─── PROVIDED INFORMATION ───

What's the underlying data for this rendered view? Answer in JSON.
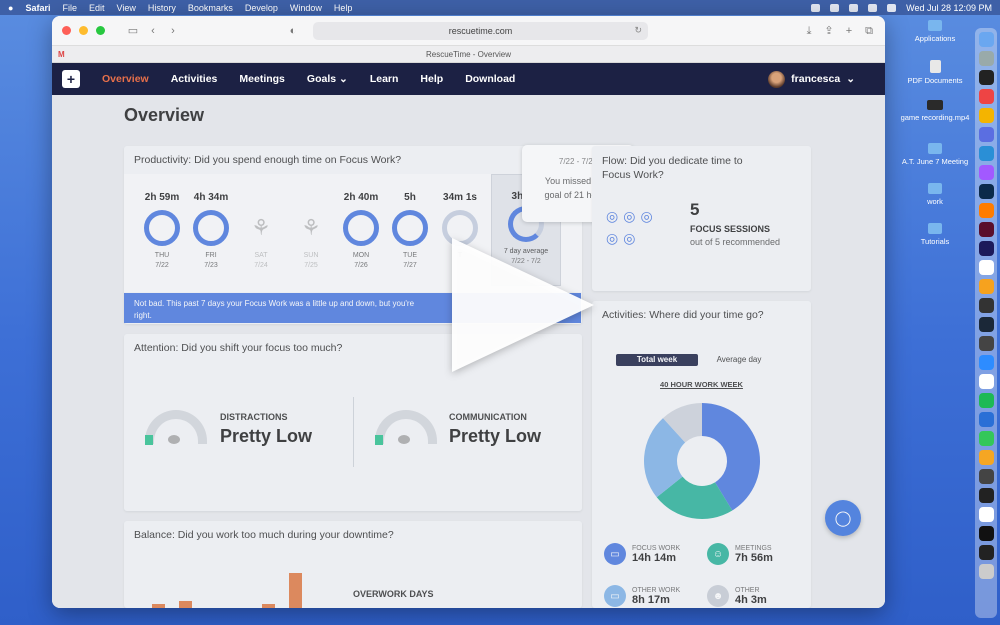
{
  "menubar": {
    "apple": "",
    "app": "Safari",
    "menus": [
      "File",
      "Edit",
      "View",
      "History",
      "Bookmarks",
      "Develop",
      "Window",
      "Help"
    ],
    "clock": "Wed Jul 28  12:09 PM"
  },
  "desktop": {
    "items": [
      {
        "label": "Applications",
        "icon": "folder-icon"
      },
      {
        "label": "PDF Documents",
        "icon": "document-icon"
      },
      {
        "label": "game recording.mp4",
        "icon": "video-file-icon"
      },
      {
        "label": "A.T. June 7 Meeting",
        "icon": "folder-icon"
      },
      {
        "label": "work",
        "icon": "folder-icon"
      },
      {
        "label": "Tutorials",
        "icon": "folder-icon"
      }
    ]
  },
  "browser": {
    "url": "rescuetime.com",
    "tab_title": "RescueTime - Overview",
    "gmail_tab": "M"
  },
  "nav": {
    "items": [
      "Overview",
      "Activities",
      "Meetings",
      "Goals",
      "Learn",
      "Help",
      "Download"
    ],
    "goals_caret": "⌄",
    "user": "francesca",
    "user_caret": "⌄"
  },
  "page": {
    "title": "Overview"
  },
  "productivity": {
    "title": "Productivity: Did you spend enough time on Focus Work?",
    "days": [
      {
        "duration": "2h 59m",
        "day": "THU",
        "date": "7/22",
        "state": "full"
      },
      {
        "duration": "4h 34m",
        "day": "FRI",
        "date": "7/23",
        "state": "full"
      },
      {
        "duration": "",
        "day": "SAT",
        "date": "7/24",
        "state": "plant"
      },
      {
        "duration": "",
        "day": "SUN",
        "date": "7/25",
        "state": "plant"
      },
      {
        "duration": "2h 40m",
        "day": "MON",
        "date": "7/26",
        "state": "full"
      },
      {
        "duration": "5h",
        "day": "TUE",
        "date": "7/27",
        "state": "full"
      },
      {
        "duration": "34m 1s",
        "day": "T",
        "date": "",
        "state": "partial"
      }
    ],
    "average": {
      "duration": "3h 9m",
      "label": "7 day average",
      "range": "7/22 - 7/2"
    },
    "banner": "Not bad. This past 7 days your Focus Work was a little up and down, but you're",
    "banner_line2": "right.",
    "tooltip": {
      "date": "7/22 - 7/28",
      "line1": "You missed your",
      "line2": "goal of 21 hours."
    }
  },
  "flow": {
    "title_line1": "Flow: Did you dedicate time to",
    "title_line2": "Focus Work?",
    "count": "5",
    "label": "FOCUS SESSIONS",
    "sub": "out of 5 recommended"
  },
  "attention": {
    "title": "Attention: Did you shift your focus too much?",
    "distractions_label": "DISTRACTIONS",
    "distractions_value": "Pretty Low",
    "communication_label": "COMMUNICATION",
    "communication_value": "Pretty Low"
  },
  "activities": {
    "title": "Activities: Where did your time go?",
    "tabs": [
      "Total week",
      "Average day"
    ],
    "subtitle": "40 HOUR WORK WEEK",
    "stats": [
      {
        "label": "FOCUS WORK",
        "value": "14h 14m",
        "color": "#4a78e0"
      },
      {
        "label": "MEETINGS",
        "value": "7h 56m",
        "color": "#2bb39a"
      },
      {
        "label": "OTHER WORK",
        "value": "8h 17m",
        "color": "#7fb3e8"
      },
      {
        "label": "OTHER",
        "value": "4h 3m",
        "color": "#c9cdd6"
      }
    ]
  },
  "balance": {
    "title": "Balance: Did you work too much during your downtime?",
    "overwork_label": "OVERWORK DAYS"
  },
  "chart_data": {
    "type": "pie",
    "categories": [
      "Focus Work",
      "Meetings",
      "Other Work",
      "Other"
    ],
    "values": [
      14.23,
      7.93,
      8.28,
      4.05
    ],
    "colors": [
      "#4a78e0",
      "#2bb39a",
      "#7fb3e8",
      "#cfd4dc"
    ]
  }
}
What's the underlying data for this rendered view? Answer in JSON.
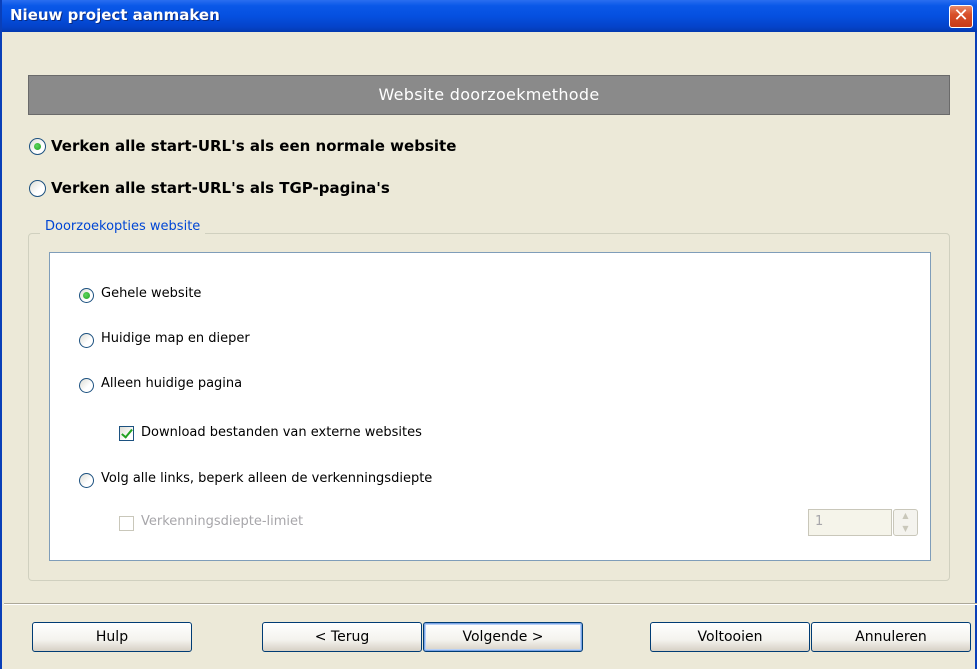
{
  "window": {
    "title": "Nieuw project aanmaken",
    "close_glyph": "✕"
  },
  "banner": {
    "title": "Website doorzoekmethode"
  },
  "mode_options": [
    {
      "label": "Verken alle start-URL's als een normale website",
      "selected": true
    },
    {
      "label": "Verken alle start-URL's als TGP-pagina's",
      "selected": false
    }
  ],
  "group": {
    "title": "Doorzoekopties website"
  },
  "scope_options": [
    {
      "label": "Gehele website",
      "selected": true
    },
    {
      "label": "Huidige map en dieper",
      "selected": false
    },
    {
      "label": "Alleen huidige pagina",
      "selected": false
    },
    {
      "label": "Volg alle links, beperk alleen de verkenningsdiepte",
      "selected": false
    }
  ],
  "external_download": {
    "label": "Download bestanden van externe websites",
    "checked": true
  },
  "depth_limit": {
    "label": "Verkenningsdiepte-limiet",
    "checked": false,
    "enabled": false,
    "value": "1"
  },
  "buttons": {
    "help": "Hulp",
    "back": "< Terug",
    "next": "Volgende >",
    "finish": "Voltooien",
    "cancel": "Annuleren"
  },
  "icons": {
    "spin_up": "▲",
    "spin_down": "▼"
  }
}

───

**SET PROBLEM:**
Pictures stay out; repeat all the rest of the records exactly.

**COMPLETE RESPONSE:**
What's the underlying data for this rendered view? Answer in JSON.
{
  "menubar": {
    "apple": "",
    "app": "Safari",
    "menus": [
      "File",
      "Edit",
      "View",
      "History",
      "Bookmarks",
      "Develop",
      "Window",
      "Help"
    ],
    "clock": "Wed Jul 28  12:09 PM"
  },
  "desktop": {
    "items": [
      {
        "label": "Applications",
        "icon": "folder-icon"
      },
      {
        "label": "PDF Documents",
        "icon": "document-icon"
      },
      {
        "label": "game recording.mp4",
        "icon": "video-file-icon"
      },
      {
        "label": "A.T. June 7 Meeting",
        "icon": "folder-icon"
      },
      {
        "label": "work",
        "icon": "folder-icon"
      },
      {
        "label": "Tutorials",
        "icon": "folder-icon"
      }
    ]
  },
  "browser": {
    "url": "rescuetime.com",
    "tab_title": "RescueTime - Overview",
    "gmail_tab": "M"
  },
  "nav": {
    "items": [
      "Overview",
      "Activities",
      "Meetings",
      "Goals",
      "Learn",
      "Help",
      "Download"
    ],
    "goals_caret": "⌄",
    "user": "francesca",
    "user_caret": "⌄"
  },
  "page": {
    "title": "Overview"
  },
  "productivity": {
    "title": "Productivity: Did you spend enough time on Focus Work?",
    "days": [
      {
        "duration": "2h 59m",
        "day": "THU",
        "date": "7/22",
        "state": "full"
      },
      {
        "duration": "4h 34m",
        "day": "FRI",
        "date": "7/23",
        "state": "full"
      },
      {
        "duration": "",
        "day": "SAT",
        "date": "7/24",
        "state": "plant"
      },
      {
        "duration": "",
        "day": "SUN",
        "date": "7/25",
        "state": "plant"
      },
      {
        "duration": "2h 40m",
        "day": "MON",
        "date": "7/26",
        "state": "full"
      },
      {
        "duration": "5h",
        "day": "TUE",
        "date": "7/27",
        "state": "full"
      },
      {
        "duration": "34m 1s",
        "day": "T",
        "date": "",
        "state": "partial"
      }
    ],
    "average": {
      "duration": "3h 9m",
      "label": "7 day average",
      "range": "7/22 - 7/2"
    },
    "banner": "Not bad. This past 7 days your Focus Work was a little up and down, but you're",
    "banner_line2": "right.",
    "tooltip": {
      "date": "7/22 - 7/28",
      "line1": "You missed your",
      "line2": "goal of 21 hours."
    }
  },
  "flow": {
    "title_line1": "Flow: Did you dedicate time to",
    "title_line2": "Focus Work?",
    "count": "5",
    "label": "FOCUS SESSIONS",
    "sub": "out of 5 recommended"
  },
  "attention": {
    "title": "Attention: Did you shift your focus too much?",
    "distractions_label": "DISTRACTIONS",
    "distractions_value": "Pretty Low",
    "communication_label": "COMMUNICATION",
    "communication_value": "Pretty Low"
  },
  "activities": {
    "title": "Activities: Where did your time go?",
    "tabs": [
      "Total week",
      "Average day"
    ],
    "subtitle": "40 HOUR WORK WEEK",
    "stats": [
      {
        "label": "FOCUS WORK",
        "value": "14h 14m",
        "color": "#4a78e0"
      },
      {
        "label": "MEETINGS",
        "value": "7h 56m",
        "color": "#2bb39a"
      },
      {
        "label": "OTHER WORK",
        "value": "8h 17m",
        "color": "#7fb3e8"
      },
      {
        "label": "OTHER",
        "value": "4h 3m",
        "color": "#c9cdd6"
      }
    ]
  },
  "balance": {
    "title": "Balance: Did you work too much during your downtime?",
    "overwork_label": "OVERWORK DAYS"
  },
  "chart_data": {
    "type": "pie",
    "categories": [
      "Focus Work",
      "Meetings",
      "Other Work",
      "Other"
    ],
    "values": [
      14.23,
      7.93,
      8.28,
      4.05
    ],
    "colors": [
      "#4a78e0",
      "#2bb39a",
      "#7fb3e8",
      "#cfd4dc"
    ]
  }
}
What's the underlying data for this rendered view? Answer in JSON.
{
  "window": {
    "title": "Nieuw project aanmaken",
    "close_glyph": "✕"
  },
  "banner": {
    "title": "Website doorzoekmethode"
  },
  "mode_options": [
    {
      "label": "Verken alle start-URL's als een normale website",
      "selected": true
    },
    {
      "label": "Verken alle start-URL's als TGP-pagina's",
      "selected": false
    }
  ],
  "group": {
    "title": "Doorzoekopties website"
  },
  "scope_options": [
    {
      "label": "Gehele website",
      "selected": true
    },
    {
      "label": "Huidige map en dieper",
      "selected": false
    },
    {
      "label": "Alleen huidige pagina",
      "selected": false
    },
    {
      "label": "Volg alle links, beperk alleen de verkenningsdiepte",
      "selected": false
    }
  ],
  "external_download": {
    "label": "Download bestanden van externe websites",
    "checked": true
  },
  "depth_limit": {
    "label": "Verkenningsdiepte-limiet",
    "checked": false,
    "enabled": false,
    "value": "1"
  },
  "buttons": {
    "help": "Hulp",
    "back": "< Terug",
    "next": "Volgende >",
    "finish": "Voltooien",
    "cancel": "Annuleren"
  },
  "icons": {
    "spin_up": "▲",
    "spin_down": "▼"
  }
}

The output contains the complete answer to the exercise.